Excerpted text
=-=-=-=-=
She didn't want to run a business, and didn't want to liquidate a business if he was gone. She told him: "I want something where, if something happens to you," Donna would only need to make a phone call to say Brad "won't be in today."

"She said 'you find a job somewhere,'" Brad said.

He did.

Brad had helped incorporate Marana in the 1970s. He'd been hired as interim manager of the Cortaro Marana Irrigation District, to succeed Pat Garrett. Brad and Pat went to a Central Arizona Project meeting in Phoenix, and sat behind two Tucson men, assistant city manager Bill Ely, and water department director Frank Brooks.

"We went to eavesdropping," Brad recalls. "They were talking about coming out in this area, and drilling wells because of the strong aquifer we have here.

"It made us nervous," Brad said. Tucson's drilling for water on the East Side had changed those rural communities. "We knew we needed to do something."

They contacted an attorney, and learned "you can incorporate the town, and that would prevent them from coming out here and drilling."
=-=-=-=-=
Data extract
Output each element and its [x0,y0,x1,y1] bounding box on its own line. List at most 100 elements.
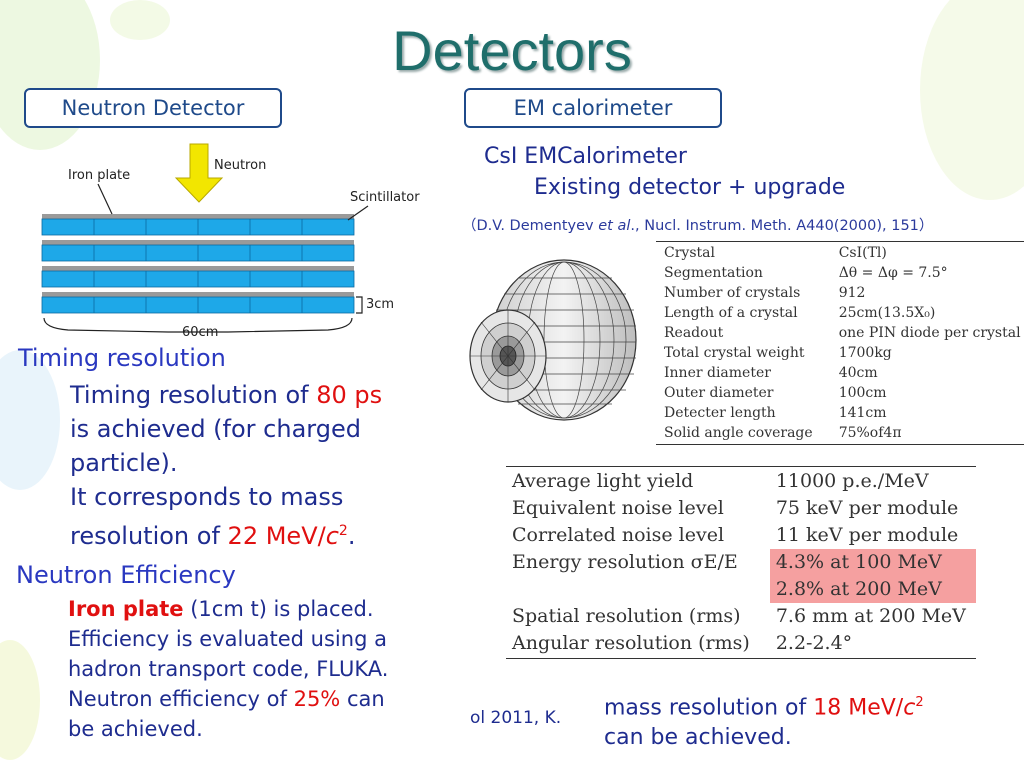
=-=-=-=-=
Task set
a) Which people does the Marana excerpt name?
b) Print the Marana excerpt from "She didn't want" to "director Frank Brooks.".
Rely only on the Marana excerpt for your answers.

Expected outputs
a) Donna, Brad, Pat Garrett, Bill Ely, Frank Brooks

b)
She didn't want to run a business, and didn't want to liquidate a business if he was gone. She told him: "I want something where, if something happens to you," Donna would only need to make a phone call to say Brad "won't be in today."

"She said 'you find a job somewhere,'" Brad said.

He did.

Brad had helped incorporate Marana in the 1970s. He'd been hired as interim manager of the Cortaro Marana Irrigation District, to succeed Pat Garrett. Brad and Pat went to a Central Arizona Project meeting in Phoenix, and sat behind two Tucson men, assistant city manager Bill Ely, and water department director Frank Brooks.